## What is needed:
Type out the data exactly as given. Skip any image.

## Entries supplied:

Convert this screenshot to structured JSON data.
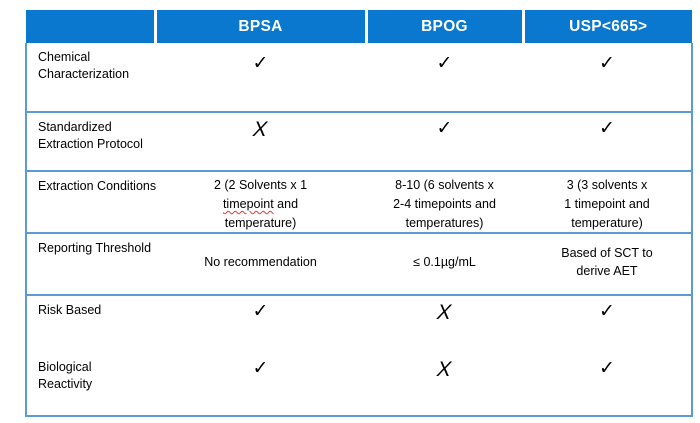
{
  "colors": {
    "header_bg": "#0b78cf",
    "header_text": "#ffffff",
    "grid_line": "#5b9bd5",
    "body_text": "#000000",
    "spellcheck_underline": "#e03a2f"
  },
  "table": {
    "header": {
      "columns": [
        "BPSA",
        "BPOG",
        "USP<665>"
      ]
    },
    "marks_legend": {
      "check": "✓",
      "cross": "X"
    },
    "rows": [
      {
        "label_lines": [
          "Chemical",
          "Characterization"
        ],
        "cells": [
          {
            "mark": "✓",
            "kind": "check"
          },
          {
            "mark": "✓",
            "kind": "check"
          },
          {
            "mark": "✓",
            "kind": "check"
          }
        ]
      },
      {
        "label_lines": [
          "Standardized",
          "Extraction Protocol"
        ],
        "cells": [
          {
            "mark": "X",
            "kind": "cross"
          },
          {
            "mark": "✓",
            "kind": "check"
          },
          {
            "mark": "✓",
            "kind": "check"
          }
        ]
      },
      {
        "label_lines": [
          "Extraction Conditions"
        ],
        "cells": [
          {
            "line1": "2 (2 Solvents x 1",
            "misspelled_word": "timepoint",
            "line2_rest": " and",
            "line3": "temperature)"
          },
          {
            "lines": [
              "8-10 (6 solvents x",
              "2-4 timepoints and",
              "temperatures)"
            ]
          },
          {
            "lines": [
              "3 (3 solvents x",
              "1 timepoint and",
              "temperature)"
            ]
          }
        ]
      },
      {
        "label_lines": [
          "Reporting Threshold"
        ],
        "cells": [
          {
            "lines": [
              "No recommendation"
            ]
          },
          {
            "lines": [
              "≤ 0.1µg/mL"
            ]
          },
          {
            "lines": [
              "Based of SCT to",
              "derive AET"
            ]
          }
        ]
      },
      {
        "label_lines": [
          "Risk Based"
        ],
        "cells": [
          {
            "mark": "✓",
            "kind": "check"
          },
          {
            "mark": "X",
            "kind": "cross"
          },
          {
            "mark": "✓",
            "kind": "check"
          }
        ]
      },
      {
        "label_lines": [
          "Biological",
          "Reactivity"
        ],
        "cells": [
          {
            "mark": "✓",
            "kind": "check"
          },
          {
            "mark": "X",
            "kind": "cross"
          },
          {
            "mark": "✓",
            "kind": "check"
          }
        ]
      }
    ]
  }
}
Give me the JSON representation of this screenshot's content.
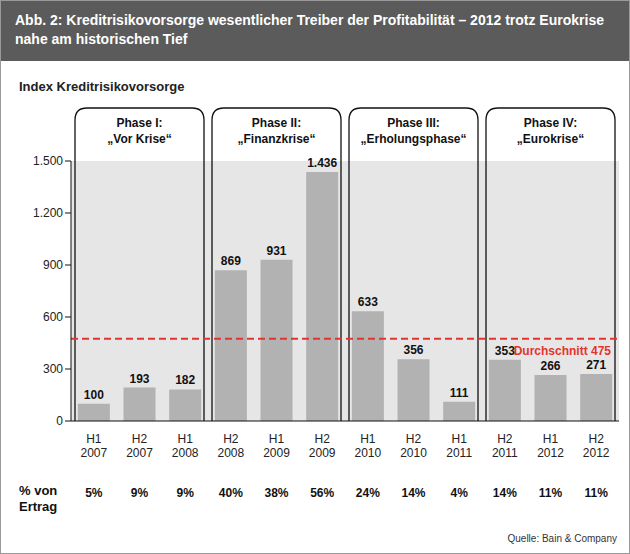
{
  "chart_data": {
    "type": "bar",
    "title": "Abb. 2: Kreditrisikovorsorge wesentlicher Treiber der Profitabilität – 2012 trotz Eurokrise nahe am historischen Tief",
    "subtitle": "Index Kreditrisikovorsorge",
    "categories": [
      "H1 2007",
      "H2 2007",
      "H1 2008",
      "H2 2008",
      "H1 2009",
      "H2 2009",
      "H1 2010",
      "H2 2010",
      "H1 2011",
      "H2 2011",
      "H1 2012",
      "H2 2012"
    ],
    "values": [
      100,
      193,
      182,
      869,
      931,
      1436,
      633,
      356,
      111,
      353,
      266,
      271
    ],
    "value_labels": [
      "100",
      "193",
      "182",
      "869",
      "931",
      "1.436",
      "633",
      "356",
      "111",
      "353",
      "266",
      "271"
    ],
    "color": "#b2b2b2",
    "ylim": [
      0,
      1500
    ],
    "yticks": [
      0,
      300,
      600,
      900,
      {
        "value": 1200,
        "label": "1.200"
      },
      {
        "value": 1500,
        "label": "1.500"
      }
    ],
    "grid": false,
    "data_labels": true,
    "reference_line": {
      "value": 475,
      "label": "Durchschnitt 475",
      "color": "#e3342f",
      "line_style": "dashed"
    },
    "phases": [
      {
        "title": "Phase I:",
        "name": "„Vor Krise“",
        "categories": [
          "H1 2007",
          "H2 2007",
          "H1 2008"
        ]
      },
      {
        "title": "Phase II:",
        "name": "„Finanzkrise“",
        "categories": [
          "H2 2008",
          "H1 2009",
          "H2 2009"
        ]
      },
      {
        "title": "Phase III:",
        "name": "„Erholungsphase“",
        "categories": [
          "H1 2010",
          "H2 2010",
          "H1 2011"
        ]
      },
      {
        "title": "Phase IV:",
        "name": "„Eurokrise“",
        "categories": [
          "H2 2011",
          "H1 2012",
          "H2 2012"
        ]
      }
    ],
    "share_of_income": {
      "label": "% von Ertrag",
      "values": [
        5,
        9,
        9,
        40,
        38,
        56,
        24,
        14,
        4,
        14,
        11,
        11
      ],
      "value_labels": [
        "5%",
        "9%",
        "9%",
        "40%",
        "38%",
        "56%",
        "24%",
        "14%",
        "4%",
        "14%",
        "11%",
        "11%"
      ]
    },
    "source": "Quelle: Bain & Company"
  }
}
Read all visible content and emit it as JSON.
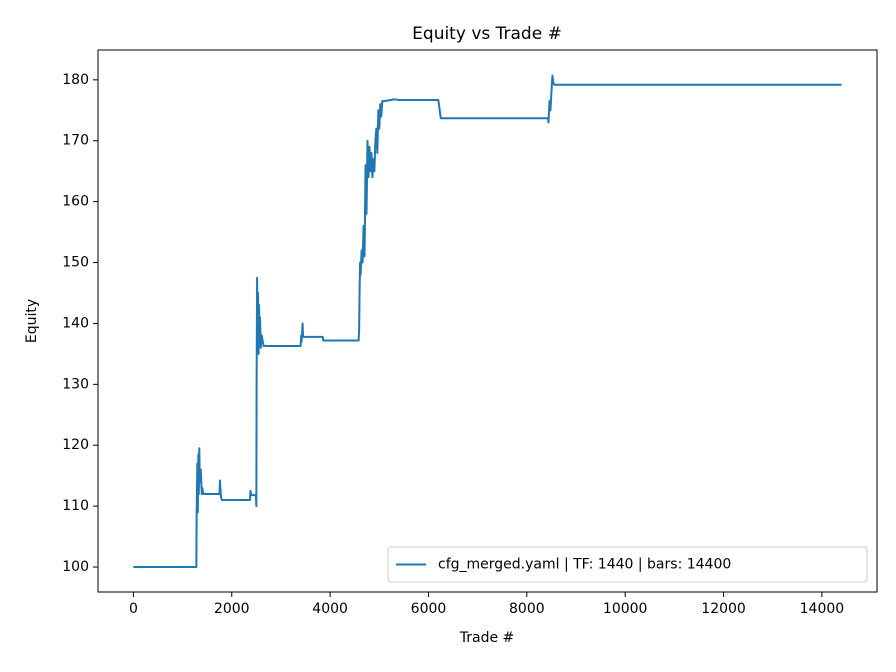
{
  "chart_data": {
    "type": "line",
    "title": "Equity vs Trade #",
    "xlabel": "Trade #",
    "ylabel": "Equity",
    "x": [
      0,
      1280,
      1285,
      1300,
      1310,
      1320,
      1330,
      1340,
      1350,
      1370,
      1390,
      1400,
      1420,
      1750,
      1760,
      1780,
      1800,
      2370,
      2380,
      2400,
      2410,
      2490,
      2500,
      2505,
      2515,
      2525,
      2535,
      2545,
      2555,
      2565,
      2575,
      2590,
      2610,
      2630,
      2650,
      3400,
      3410,
      3420,
      3440,
      3450,
      3460,
      3850,
      3860,
      4580,
      4590,
      4600,
      4610,
      4620,
      4640,
      4660,
      4680,
      4700,
      4720,
      4740,
      4760,
      4780,
      4800,
      4820,
      4840,
      4860,
      4880,
      4900,
      4920,
      4940,
      4960,
      4980,
      5000,
      5020,
      5040,
      5060,
      5100,
      5300,
      5400,
      6200,
      6250,
      8430,
      8440,
      8460,
      8480,
      8500,
      8520,
      8540,
      8560,
      8600,
      14400
    ],
    "series": [
      {
        "name": "cfg_merged.yaml | TF: 1440 | bars: 14400",
        "color": "#1f77b4",
        "values": [
          100,
          100,
          108,
          117,
          109,
          118.5,
          112,
          119.5,
          114,
          116,
          112,
          113,
          112,
          112,
          114.2,
          111.5,
          111,
          111,
          112.5,
          111.8,
          111.8,
          111.8,
          110,
          130,
          147.5,
          136,
          145,
          135,
          143,
          137,
          141,
          136,
          138,
          137,
          136.3,
          136.3,
          138,
          137,
          140,
          137.8,
          137.8,
          137.8,
          137.2,
          137.2,
          139,
          146,
          150,
          148,
          152,
          150,
          156,
          151,
          166,
          158,
          170,
          164,
          169,
          165,
          168,
          164,
          167,
          165,
          170,
          172,
          168,
          175,
          172,
          176,
          174,
          176.5,
          176.5,
          176.8,
          176.7,
          176.7,
          173.7,
          173.7,
          173,
          176.5,
          175,
          178,
          180.7,
          179.5,
          179.2,
          179.2,
          179.2
        ]
      }
    ],
    "xlim": [
      -720,
      15120
    ],
    "ylim": [
      95.9,
      184.9
    ],
    "xticks": [
      0,
      2000,
      4000,
      6000,
      8000,
      10000,
      12000,
      14000
    ],
    "yticks": [
      100,
      110,
      120,
      130,
      140,
      150,
      160,
      170,
      180
    ],
    "grid": false,
    "legend": "lower right"
  }
}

## Response:
Convert this screenshot to structured JSON data.
{
  "colors": {
    "header_bg": "#0b78cf",
    "header_text": "#ffffff",
    "grid_line": "#5b9bd5",
    "body_text": "#000000",
    "spellcheck_underline": "#e03a2f"
  },
  "table": {
    "header": {
      "columns": [
        "BPSA",
        "BPOG",
        "USP<665>"
      ]
    },
    "marks_legend": {
      "check": "✓",
      "cross": "X"
    },
    "rows": [
      {
        "label_lines": [
          "Chemical",
          "Characterization"
        ],
        "cells": [
          {
            "mark": "✓",
            "kind": "check"
          },
          {
            "mark": "✓",
            "kind": "check"
          },
          {
            "mark": "✓",
            "kind": "check"
          }
        ]
      },
      {
        "label_lines": [
          "Standardized",
          "Extraction Protocol"
        ],
        "cells": [
          {
            "mark": "X",
            "kind": "cross"
          },
          {
            "mark": "✓",
            "kind": "check"
          },
          {
            "mark": "✓",
            "kind": "check"
          }
        ]
      },
      {
        "label_lines": [
          "Extraction Conditions"
        ],
        "cells": [
          {
            "line1": "2 (2 Solvents x 1",
            "misspelled_word": "timepoint",
            "line2_rest": " and",
            "line3": "temperature)"
          },
          {
            "lines": [
              "8-10 (6 solvents x",
              "2-4 timepoints and",
              "temperatures)"
            ]
          },
          {
            "lines": [
              "3 (3 solvents x",
              "1 timepoint and",
              "temperature)"
            ]
          }
        ]
      },
      {
        "label_lines": [
          "Reporting Threshold"
        ],
        "cells": [
          {
            "lines": [
              "No recommendation"
            ]
          },
          {
            "lines": [
              "≤ 0.1µg/mL"
            ]
          },
          {
            "lines": [
              "Based of SCT to",
              "derive AET"
            ]
          }
        ]
      },
      {
        "label_lines": [
          "Risk Based"
        ],
        "cells": [
          {
            "mark": "✓",
            "kind": "check"
          },
          {
            "mark": "X",
            "kind": "cross"
          },
          {
            "mark": "✓",
            "kind": "check"
          }
        ]
      },
      {
        "label_lines": [
          "Biological",
          "Reactivity"
        ],
        "cells": [
          {
            "mark": "✓",
            "kind": "check"
          },
          {
            "mark": "X",
            "kind": "cross"
          },
          {
            "mark": "✓",
            "kind": "check"
          }
        ]
      }
    ]
  }
}
Give me the JSON representation of this screenshot's content.
{
  "chart_data": {
    "type": "bar",
    "title": "Abb. 2: Kreditrisikovorsorge wesentlicher Treiber der Profitabilität – 2012 trotz Eurokrise nahe am historischen Tief",
    "subtitle": "Index Kreditrisikovorsorge",
    "categories": [
      "H1 2007",
      "H2 2007",
      "H1 2008",
      "H2 2008",
      "H1 2009",
      "H2 2009",
      "H1 2010",
      "H2 2010",
      "H1 2011",
      "H2 2011",
      "H1 2012",
      "H2 2012"
    ],
    "values": [
      100,
      193,
      182,
      869,
      931,
      1436,
      633,
      356,
      111,
      353,
      266,
      271
    ],
    "value_labels": [
      "100",
      "193",
      "182",
      "869",
      "931",
      "1.436",
      "633",
      "356",
      "111",
      "353",
      "266",
      "271"
    ],
    "color": "#b2b2b2",
    "ylim": [
      0,
      1500
    ],
    "yticks": [
      0,
      300,
      600,
      900,
      {
        "value": 1200,
        "label": "1.200"
      },
      {
        "value": 1500,
        "label": "1.500"
      }
    ],
    "grid": false,
    "data_labels": true,
    "reference_line": {
      "value": 475,
      "label": "Durchschnitt 475",
      "color": "#e3342f",
      "line_style": "dashed"
    },
    "phases": [
      {
        "title": "Phase I:",
        "name": "„Vor Krise“",
        "categories": [
          "H1 2007",
          "H2 2007",
          "H1 2008"
        ]
      },
      {
        "title": "Phase II:",
        "name": "„Finanzkrise“",
        "categories": [
          "H2 2008",
          "H1 2009",
          "H2 2009"
        ]
      },
      {
        "title": "Phase III:",
        "name": "„Erholungsphase“",
        "categories": [
          "H1 2010",
          "H2 2010",
          "H1 2011"
        ]
      },
      {
        "title": "Phase IV:",
        "name": "„Eurokrise“",
        "categories": [
          "H2 2011",
          "H1 2012",
          "H2 2012"
        ]
      }
    ],
    "share_of_income": {
      "label": "% von Ertrag",
      "values": [
        5,
        9,
        9,
        40,
        38,
        56,
        24,
        14,
        4,
        14,
        11,
        11
      ],
      "value_labels": [
        "5%",
        "9%",
        "9%",
        "40%",
        "38%",
        "56%",
        "24%",
        "14%",
        "4%",
        "14%",
        "11%",
        "11%"
      ]
    },
    "source": "Quelle: Bain & Company"
  }
}
Read all visible content and emit it as JSON.
{
  "chart_data": {
    "type": "line",
    "title": "Equity vs Trade #",
    "xlabel": "Trade #",
    "ylabel": "Equity",
    "x": [
      0,
      1280,
      1285,
      1300,
      1310,
      1320,
      1330,
      1340,
      1350,
      1370,
      1390,
      1400,
      1420,
      1750,
      1760,
      1780,
      1800,
      2370,
      2380,
      2400,
      2410,
      2490,
      2500,
      2505,
      2515,
      2525,
      2535,
      2545,
      2555,
      2565,
      2575,
      2590,
      2610,
      2630,
      2650,
      3400,
      3410,
      3420,
      3440,
      3450,
      3460,
      3850,
      3860,
      4580,
      4590,
      4600,
      4610,
      4620,
      4640,
      4660,
      4680,
      4700,
      4720,
      4740,
      4760,
      4780,
      4800,
      4820,
      4840,
      4860,
      4880,
      4900,
      4920,
      4940,
      4960,
      4980,
      5000,
      5020,
      5040,
      5060,
      5100,
      5300,
      5400,
      6200,
      6250,
      8430,
      8440,
      8460,
      8480,
      8500,
      8520,
      8540,
      8560,
      8600,
      14400
    ],
    "series": [
      {
        "name": "cfg_merged.yaml | TF: 1440 | bars: 14400",
        "color": "#1f77b4",
        "values": [
          100,
          100,
          108,
          117,
          109,
          118.5,
          112,
          119.5,
          114,
          116,
          112,
          113,
          112,
          112,
          114.2,
          111.5,
          111,
          111,
          112.5,
          111.8,
          111.8,
          111.8,
          110,
          130,
          147.5,
          136,
          145,
          135,
          143,
          137,
          141,
          136,
          138,
          137,
          136.3,
          136.3,
          138,
          137,
          140,
          137.8,
          137.8,
          137.8,
          137.2,
          137.2,
          139,
          146,
          150,
          148,
          152,
          150,
          156,
          151,
          166,
          158,
          170,
          164,
          169,
          165,
          168,
          164,
          167,
          165,
          170,
          172,
          168,
          175,
          172,
          176,
          174,
          176.5,
          176.5,
          176.8,
          176.7,
          176.7,
          173.7,
          173.7,
          173,
          176.5,
          175,
          178,
          180.7,
          179.5,
          179.2,
          179.2,
          179.2
        ]
      }
    ],
    "xlim": [
      -720,
      15120
    ],
    "ylim": [
      95.9,
      184.9
    ],
    "xticks": [
      0,
      2000,
      4000,
      6000,
      8000,
      10000,
      12000,
      14000
    ],
    "yticks": [
      100,
      110,
      120,
      130,
      140,
      150,
      160,
      170,
      180
    ],
    "grid": false,
    "legend": "lower right"
  }
}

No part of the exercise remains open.